━━━━━ The data ━━━━━

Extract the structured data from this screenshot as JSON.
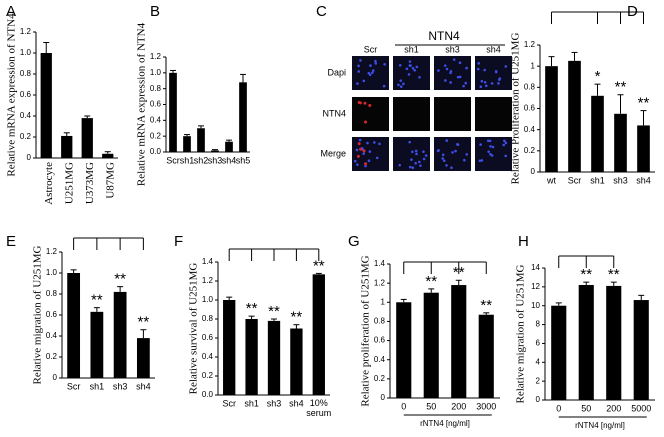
{
  "chart_data": [
    {
      "type": "bar",
      "panel_label": "A",
      "ylabel": "Relative mRNA expression of NTN4",
      "categories": [
        "Astrocyte",
        "U251MG",
        "U373MG",
        "U87MG"
      ],
      "values": [
        1.0,
        0.21,
        0.38,
        0.04
      ],
      "errors": [
        0.1,
        0.03,
        0.02,
        0.02
      ],
      "color": "#000000",
      "ylim": [
        0,
        1.2
      ],
      "yticks": [
        0,
        0.2,
        0.4,
        0.6,
        0.8,
        {
          "value": 1,
          "label": "1.0"
        },
        1.2
      ],
      "rotate_categories": true
    },
    {
      "type": "bar",
      "panel_label": "B",
      "ylabel": "Relative mRNA expression of NTN4",
      "categories": [
        "Scr",
        "sh1",
        "sh2",
        "sh3",
        "sh4",
        "sh5"
      ],
      "values": [
        1.0,
        0.2,
        0.3,
        0.02,
        0.13,
        0.88
      ],
      "errors": [
        0.03,
        0.02,
        0.03,
        0.01,
        0.02,
        0.1
      ],
      "color": "#000000",
      "ylim": [
        0,
        1.2
      ],
      "yticks": [
        {
          "value": 0,
          "label": "0.0"
        },
        0.2,
        0.4,
        0.6,
        0.8,
        {
          "value": 1,
          "label": "1.0"
        },
        1.2
      ]
    },
    {
      "type": "bar",
      "panel_label": "D",
      "ylabel": "Relative Proliferation of U251MG",
      "categories": [
        "wt",
        "Scr",
        "sh1",
        "sh3",
        "sh4"
      ],
      "values": [
        1.0,
        1.05,
        0.72,
        0.55,
        0.44
      ],
      "errors": [
        0.09,
        0.08,
        0.11,
        0.18,
        0.14
      ],
      "significance": [
        null,
        null,
        "*",
        "**",
        "**"
      ],
      "comparison_bracket": true,
      "color": "#000000",
      "ylim": [
        0,
        1.2
      ],
      "yticks": [
        0,
        0.2,
        0.4,
        0.6,
        0.8,
        1,
        1.2
      ]
    },
    {
      "type": "bar",
      "panel_label": "E",
      "ylabel": "Relative migration of U251MG",
      "categories": [
        "Scr",
        "sh1",
        "sh3",
        "sh4"
      ],
      "values": [
        1.0,
        0.63,
        0.82,
        0.38
      ],
      "errors": [
        0.03,
        0.04,
        0.05,
        0.08
      ],
      "significance": [
        null,
        "**",
        "**",
        "**"
      ],
      "comparison_bracket": true,
      "color": "#000000",
      "ylim": [
        0,
        1.2
      ],
      "yticks": [
        0,
        0.2,
        0.4,
        0.6,
        0.8,
        {
          "value": 1,
          "label": "1.0"
        },
        1.2
      ]
    },
    {
      "type": "bar",
      "panel_label": "F",
      "ylabel": "Relative survival of U251MG",
      "categories": [
        "Scr",
        "sh1",
        "sh3",
        "sh4",
        "10% serum"
      ],
      "values": [
        1.0,
        0.8,
        0.78,
        0.7,
        1.27
      ],
      "errors": [
        0.03,
        0.03,
        0.02,
        0.04,
        0.01
      ],
      "significance": [
        null,
        "**",
        "**",
        "**",
        "**"
      ],
      "comparison_bracket": true,
      "color": "#000000",
      "ylim": [
        0,
        1.4
      ],
      "yticks": [
        {
          "value": 0,
          "label": "0.0"
        },
        0.2,
        0.4,
        0.6,
        0.8,
        {
          "value": 1,
          "label": "1.0"
        },
        1.2,
        1.4
      ]
    },
    {
      "type": "bar",
      "panel_label": "G",
      "ylabel": "Relative proliferation of U251MG",
      "xlabel": "rNTN4 [ng/ml]",
      "categories": [
        "0",
        "50",
        "200",
        "3000"
      ],
      "values": [
        1.0,
        1.1,
        1.18,
        0.87
      ],
      "errors": [
        0.03,
        0.04,
        0.05,
        0.02
      ],
      "significance": [
        null,
        "**",
        "**",
        "**"
      ],
      "comparison_bracket": true,
      "color": "#000000",
      "ylim": [
        0,
        1.4
      ],
      "yticks": [
        0,
        0.2,
        0.4,
        0.6,
        0.8,
        1,
        1.2,
        1.4
      ]
    },
    {
      "type": "bar",
      "panel_label": "H",
      "ylabel": "Relative migration of U251MG",
      "xlabel": "rNTN4 [ng/ml]",
      "categories": [
        "0",
        "50",
        "200",
        "5000"
      ],
      "values": [
        10,
        12.2,
        12.1,
        10.6
      ],
      "errors": [
        0.3,
        0.3,
        0.4,
        0.5
      ],
      "significance": [
        null,
        "**",
        "**",
        null
      ],
      "comparison_bracket": true,
      "color": "#000000",
      "ylim": [
        0,
        14
      ],
      "yticks": [
        0,
        2,
        4,
        6,
        8,
        10,
        12,
        14
      ]
    }
  ],
  "image_grid": {
    "panel_label": "C",
    "title": "NTN4",
    "columns": [
      "Scr",
      "sh1",
      "sh3",
      "sh4"
    ],
    "rows": [
      "Dapi",
      "NTN4",
      "Merge"
    ]
  }
}
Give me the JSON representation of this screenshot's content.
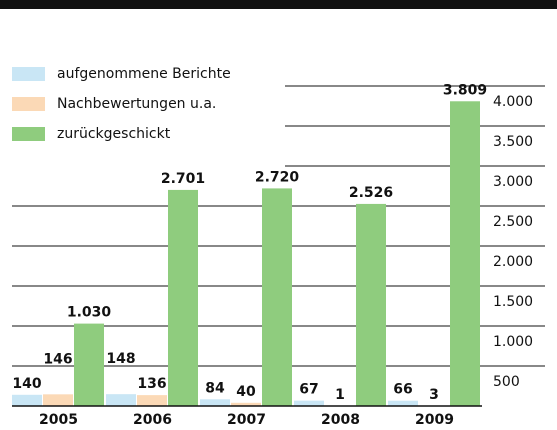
{
  "chart_data": {
    "type": "bar",
    "categories": [
      "2005",
      "2006",
      "2007",
      "2008",
      "2009"
    ],
    "series": [
      {
        "name": "aufgenommene Berichte",
        "color": "#c9e6f5",
        "values": [
          140,
          148,
          84,
          67,
          66
        ]
      },
      {
        "name": "Nachbewertungen u.a.",
        "color": "#fbd9b6",
        "values": [
          146,
          136,
          40,
          1,
          3
        ]
      },
      {
        "name": "zurückgeschickt",
        "color": "#8fcc7e",
        "values": [
          1030,
          2701,
          2720,
          2526,
          3809
        ],
        "value_labels": [
          "1.030",
          "2.701",
          "2.720",
          "2.526",
          "3.809"
        ]
      }
    ],
    "ylim": [
      0,
      4000
    ],
    "yticks": [
      {
        "value": 500,
        "label": "500"
      },
      {
        "value": 1000,
        "label": "1.000"
      },
      {
        "value": 1500,
        "label": "1.500"
      },
      {
        "value": 2000,
        "label": "2.000"
      },
      {
        "value": 2500,
        "label": "2.500"
      },
      {
        "value": 3000,
        "label": "3.000"
      },
      {
        "value": 3500,
        "label": "3.500"
      },
      {
        "value": 4000,
        "label": "4.000"
      }
    ],
    "grid": true
  }
}
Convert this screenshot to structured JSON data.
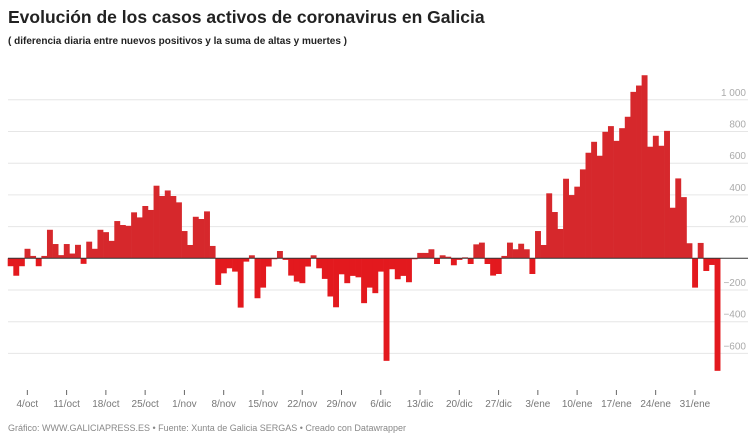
{
  "header": {
    "title": "Evolución de los casos activos de coronavirus en Galicia",
    "subtitle": "( diferencia diaria entre nuevos positivos y la suma de altas y muertes )"
  },
  "footer": {
    "text": "Gráfico: WWW.GALICIAPRESS.ES • Fuente: Xunta de Galicia SERGAS • Creado con Datawrapper"
  },
  "colors": {
    "positive": "#d6282c",
    "negative": "#e3191e",
    "baseline": "#333333",
    "grid": "#e6e6e6"
  },
  "chart_data": {
    "type": "bar",
    "title": "Evolución de los casos activos de coronavirus en Galicia",
    "xlabel": "",
    "ylabel": "",
    "ylim": [
      -780,
      1180
    ],
    "grid": true,
    "yticks": [
      1000,
      800,
      600,
      400,
      200,
      -200,
      -400,
      -600
    ],
    "ytick_labels": [
      "1 000",
      "800",
      "600",
      "400",
      "200",
      "−200",
      "−400",
      "−600"
    ],
    "xtick_labels": [
      "4/oct",
      "11/oct",
      "18/oct",
      "25/oct",
      "1/nov",
      "8/nov",
      "15/nov",
      "22/nov",
      "29/nov",
      "6/dic",
      "13/dic",
      "20/dic",
      "27/dic",
      "3/ene",
      "10/ene",
      "17/ene",
      "24/ene",
      "31/ene"
    ],
    "x_start": "1/oct",
    "x_end": "4/feb",
    "values": [
      -50,
      -110,
      -50,
      60,
      15,
      -50,
      15,
      180,
      90,
      20,
      90,
      30,
      85,
      -35,
      105,
      60,
      180,
      165,
      110,
      235,
      210,
      205,
      290,
      258,
      330,
      305,
      458,
      393,
      428,
      393,
      353,
      172,
      84,
      262,
      248,
      296,
      78,
      -168,
      -95,
      -63,
      -84,
      -311,
      -21,
      19,
      -252,
      -185,
      -52,
      -6,
      46,
      -10,
      -109,
      -147,
      -157,
      -52,
      19,
      -63,
      -130,
      -241,
      -309,
      -101,
      -157,
      -111,
      -120,
      -283,
      -185,
      -220,
      -84,
      -647,
      -69,
      -132,
      -111,
      -151,
      -6,
      34,
      34,
      57,
      -36,
      19,
      10,
      -44,
      -10,
      6,
      -36,
      88,
      99,
      -36,
      -109,
      -99,
      15,
      99,
      57,
      92,
      57,
      -99,
      172,
      84,
      410,
      292,
      185,
      502,
      399,
      452,
      561,
      666,
      735,
      647,
      798,
      834,
      741,
      821,
      893,
      1050,
      1090,
      1155,
      704,
      773,
      710,
      804,
      319,
      504,
      386,
      95,
      -185,
      97,
      -80,
      -42,
      -710
    ]
  }
}
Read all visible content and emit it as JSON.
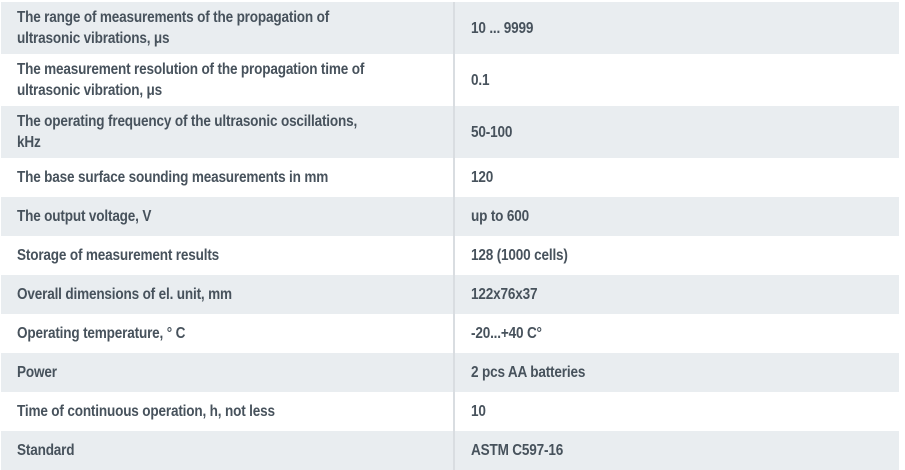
{
  "table": {
    "name": "ultrasonic-tester-specifications",
    "colors": {
      "row_alt_background": "#e9edf0",
      "row_background": "#ffffff",
      "text": "#47525c",
      "column_divider": "#d9dde1"
    },
    "rows": [
      {
        "label": "The range of measurements of the propagation of ultrasonic vibrations, μs",
        "value": "10 ... 9999"
      },
      {
        "label": "The measurement resolution of the propagation time of ultrasonic vibration, μs",
        "value": "0.1"
      },
      {
        "label": "The operating frequency of the ultrasonic oscillations, kHz",
        "value": "50-100"
      },
      {
        "label": "The base surface sounding measurements in mm",
        "value": "120"
      },
      {
        "label": "The output voltage, V",
        "value": "up to 600"
      },
      {
        "label": "Storage of measurement results",
        "value": "128 (1000 cells)"
      },
      {
        "label": "Overall dimensions of el. unit, mm",
        "value": "122x76x37"
      },
      {
        "label": "Operating temperature, ° C",
        "value": "-20...+40 C°"
      },
      {
        "label": "Power",
        "value": "2 pcs AA batteries"
      },
      {
        "label": "Time of continuous operation, h, not less",
        "value": "10"
      },
      {
        "label": "Standard",
        "value": "ASTM C597-16"
      }
    ]
  }
}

━━━━━

What needs to be done
Bring together all lines in the records where the word "ylabel" is found.

Solution to the problem
      "ylabel": "Relative mRNA expression of NTN4",
      "ylabel": "Relative mRNA expression of NTN4",
      "ylabel": "Relative Proliferation of U251MG",
      "ylabel": "Relative migration of U251MG",
      "ylabel": "Relative survival of U251MG",
      "ylabel": "Relative proliferation of U251MG",
      "ylabel": "Relative migration of U251MG",
    "ylabel": "",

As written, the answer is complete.